SUPPLIED DATA:
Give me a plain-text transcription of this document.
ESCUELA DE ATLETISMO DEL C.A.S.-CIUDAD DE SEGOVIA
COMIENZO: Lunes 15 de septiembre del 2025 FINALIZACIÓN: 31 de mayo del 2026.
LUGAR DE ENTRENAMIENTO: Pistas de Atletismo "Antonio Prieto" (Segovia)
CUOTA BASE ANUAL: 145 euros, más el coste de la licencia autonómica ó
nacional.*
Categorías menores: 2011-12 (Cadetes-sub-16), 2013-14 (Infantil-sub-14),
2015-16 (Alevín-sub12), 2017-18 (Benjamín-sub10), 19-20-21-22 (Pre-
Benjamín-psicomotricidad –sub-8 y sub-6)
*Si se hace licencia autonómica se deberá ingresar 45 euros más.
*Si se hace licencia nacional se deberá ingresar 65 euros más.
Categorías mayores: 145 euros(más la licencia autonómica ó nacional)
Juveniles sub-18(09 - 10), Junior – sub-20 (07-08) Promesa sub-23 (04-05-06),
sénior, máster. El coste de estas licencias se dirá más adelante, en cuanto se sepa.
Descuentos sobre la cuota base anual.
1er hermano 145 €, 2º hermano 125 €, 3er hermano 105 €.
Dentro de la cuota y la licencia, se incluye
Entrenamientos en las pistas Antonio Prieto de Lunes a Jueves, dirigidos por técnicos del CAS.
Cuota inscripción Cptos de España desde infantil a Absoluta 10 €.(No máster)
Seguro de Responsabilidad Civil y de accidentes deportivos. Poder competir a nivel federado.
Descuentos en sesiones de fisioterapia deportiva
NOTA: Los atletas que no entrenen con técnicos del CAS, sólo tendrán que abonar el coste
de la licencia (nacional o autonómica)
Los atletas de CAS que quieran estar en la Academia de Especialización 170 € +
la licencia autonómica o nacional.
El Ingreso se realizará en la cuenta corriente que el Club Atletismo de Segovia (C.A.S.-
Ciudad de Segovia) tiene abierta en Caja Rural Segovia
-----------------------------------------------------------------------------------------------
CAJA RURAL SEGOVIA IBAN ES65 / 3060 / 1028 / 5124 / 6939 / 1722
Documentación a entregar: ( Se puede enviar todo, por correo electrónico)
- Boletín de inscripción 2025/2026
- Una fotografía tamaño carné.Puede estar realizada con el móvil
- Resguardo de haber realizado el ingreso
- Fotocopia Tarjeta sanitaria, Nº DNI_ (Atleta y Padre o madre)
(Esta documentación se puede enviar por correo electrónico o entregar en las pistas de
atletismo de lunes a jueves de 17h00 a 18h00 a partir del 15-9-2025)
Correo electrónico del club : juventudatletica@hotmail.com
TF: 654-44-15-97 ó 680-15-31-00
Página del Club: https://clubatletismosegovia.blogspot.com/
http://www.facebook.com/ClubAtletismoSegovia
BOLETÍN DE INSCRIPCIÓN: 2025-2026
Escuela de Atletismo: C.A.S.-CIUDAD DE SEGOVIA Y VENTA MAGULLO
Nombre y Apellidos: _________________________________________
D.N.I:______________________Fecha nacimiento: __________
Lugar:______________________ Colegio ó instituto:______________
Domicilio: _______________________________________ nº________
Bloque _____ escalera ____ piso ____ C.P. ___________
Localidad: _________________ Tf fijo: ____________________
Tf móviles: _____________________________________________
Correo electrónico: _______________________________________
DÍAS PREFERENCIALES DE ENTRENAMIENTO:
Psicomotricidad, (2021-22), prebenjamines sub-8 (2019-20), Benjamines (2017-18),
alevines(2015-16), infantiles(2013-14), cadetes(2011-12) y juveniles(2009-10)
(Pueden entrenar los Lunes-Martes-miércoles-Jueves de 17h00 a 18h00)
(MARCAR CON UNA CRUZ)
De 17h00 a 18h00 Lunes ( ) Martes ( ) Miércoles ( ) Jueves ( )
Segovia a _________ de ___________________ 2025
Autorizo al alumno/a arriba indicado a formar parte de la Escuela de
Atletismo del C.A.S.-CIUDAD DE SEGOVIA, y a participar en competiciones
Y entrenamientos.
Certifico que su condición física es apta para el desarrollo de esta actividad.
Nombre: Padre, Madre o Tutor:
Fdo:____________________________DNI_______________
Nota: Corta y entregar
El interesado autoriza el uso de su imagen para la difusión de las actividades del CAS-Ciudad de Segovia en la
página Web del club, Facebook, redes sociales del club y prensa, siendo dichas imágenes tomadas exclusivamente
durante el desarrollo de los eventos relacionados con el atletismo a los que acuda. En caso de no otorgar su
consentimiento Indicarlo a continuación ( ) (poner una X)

WHAT IS EXPECTED: I'd like the entries above reproduced in full, exactly as they stand.

RESPONSE FOR THIS EXERCISE:
Give me a plain-text transcription of this document.
ESCUELA DE ATLETISMO DEL C.A.S.-CIUDAD DE SEGOVIA
COMIENZO: Lunes 15 de septiembre del 2025 FINALIZACIÓN: 31 de mayo del 2026.
LUGAR DE ENTRENAMIENTO: Pistas de Atletismo "Antonio Prieto" (Segovia)
CUOTA BASE ANUAL: 145 euros, más el coste de la licencia autonómica ó
nacional.*
Categorías menores: 2011-12 (Cadetes-sub-16), 2013-14 (Infantil-sub-14),
2015-16 (Alevín-sub12), 2017-18 (Benjamín-sub10), 19-20-21-22 (Pre-
Benjamín-psicomotricidad –sub-8 y sub-6)
*Si se hace licencia autonómica se deberá ingresar 45 euros más.
*Si se hace licencia nacional se deberá ingresar 65 euros más.
Categorías mayores: 145 euros(más la licencia autonómica ó nacional)
Juveniles sub-18(09 - 10), Junior – sub-20 (07-08) Promesa sub-23 (04-05-06),
sénior, máster. El coste de estas licencias se dirá más adelante, en cuanto se sepa.
Descuentos sobre la cuota base anual.
1er hermano 145 €, 2º hermano 125 €, 3er hermano 105 €.
Dentro de la cuota y la licencia, se incluye
Entrenamientos en las pistas Antonio Prieto de Lunes a Jueves, dirigidos por técnicos del CAS.
Cuota inscripción Cptos de España desde infantil a Absoluta 10 €.(No máster)
Seguro de Responsabilidad Civil y de accidentes deportivos. Poder competir a nivel federado.
Descuentos en sesiones de fisioterapia deportiva
NOTA: Los atletas que no entrenen con técnicos del CAS, sólo tendrán que abonar el coste
de la licencia (nacional o autonómica)
Los atletas de CAS que quieran estar en la Academia de Especialización 170 € +
la licencia autonómica o nacional.
El Ingreso se realizará en la cuenta corriente que el Club Atletismo de Segovia (C.A.S.-
Ciudad de Segovia) tiene abierta en Caja Rural Segovia
-----------------------------------------------------------------------------------------------
CAJA RURAL SEGOVIA IBAN ES65 / 3060 / 1028 / 5124 / 6939 / 1722
Documentación a entregar: ( Se puede enviar todo, por correo electrónico)
- Boletín de inscripción 2025/2026
- Una fotografía tamaño carné.Puede estar realizada con el móvil
- Resguardo de haber realizado el ingreso
- Fotocopia Tarjeta sanitaria, Nº DNI_ (Atleta y Padre o madre)
(Esta documentación se puede enviar por correo electrónico o entregar en las pistas de
atletismo de lunes a jueves de 17h00 a 18h00 a partir del 15-9-2025)
Correo electrónico del club : juventudatletica@hotmail.com
TF: 654-44-15-97 ó 680-15-31-00
Página del Club: https://clubatletismosegovia.blogspot.com/
http://www.facebook.com/ClubAtletismoSegovia
BOLETÍN DE INSCRIPCIÓN: 2025-2026
Escuela de Atletismo: C.A.S.-CIUDAD DE SEGOVIA Y VENTA MAGULLO
Nombre y Apellidos: _________________________________________
D.N.I:______________________Fecha nacimiento: __________
Lugar:______________________ Colegio ó instituto:______________
Domicilio: _______________________________________ nº________
Bloque _____ escalera ____ piso ____ C.P. ___________
Localidad: _________________ Tf fijo: ____________________
Tf móviles: _____________________________________________
Correo electrónico: _______________________________________
DÍAS PREFERENCIALES DE ENTRENAMIENTO:
Psicomotricidad, (2021-22), prebenjamines sub-8 (2019-20), Benjamines (2017-18),
alevines(2015-16), infantiles(2013-14), cadetes(2011-12) y juveniles(2009-10)
(Pueden entrenar los Lunes-Martes-miércoles-Jueves de 17h00 a 18h00)
(MARCAR CON UNA CRUZ)
De 17h00 a 18h00 Lunes ( ) Martes ( ) Miércoles ( ) Jueves ( )
Segovia a _________ de ___________________ 2025
Autorizo al alumno/a arriba indicado a formar parte de la Escuela de
Atletismo del C.A.S.-CIUDAD DE SEGOVIA, y a participar en competiciones
Y entrenamientos.
Certifico que su condición física es apta para el desarrollo de esta actividad.
Nombre: Padre, Madre o Tutor:
Fdo:____________________________DNI_______________
Nota: Corta y entregar
El interesado autoriza el uso de su imagen para la difusión de las actividades del CAS-Ciudad de Segovia en la
página Web del club, Facebook, redes sociales del club y prensa, siendo dichas imágenes tomadas exclusivamente
durante el desarrollo de los eventos relacionados con el atletismo a los que acuda. En caso de no otorgar su
consentimiento Indicarlo a continuación ( ) (poner una X)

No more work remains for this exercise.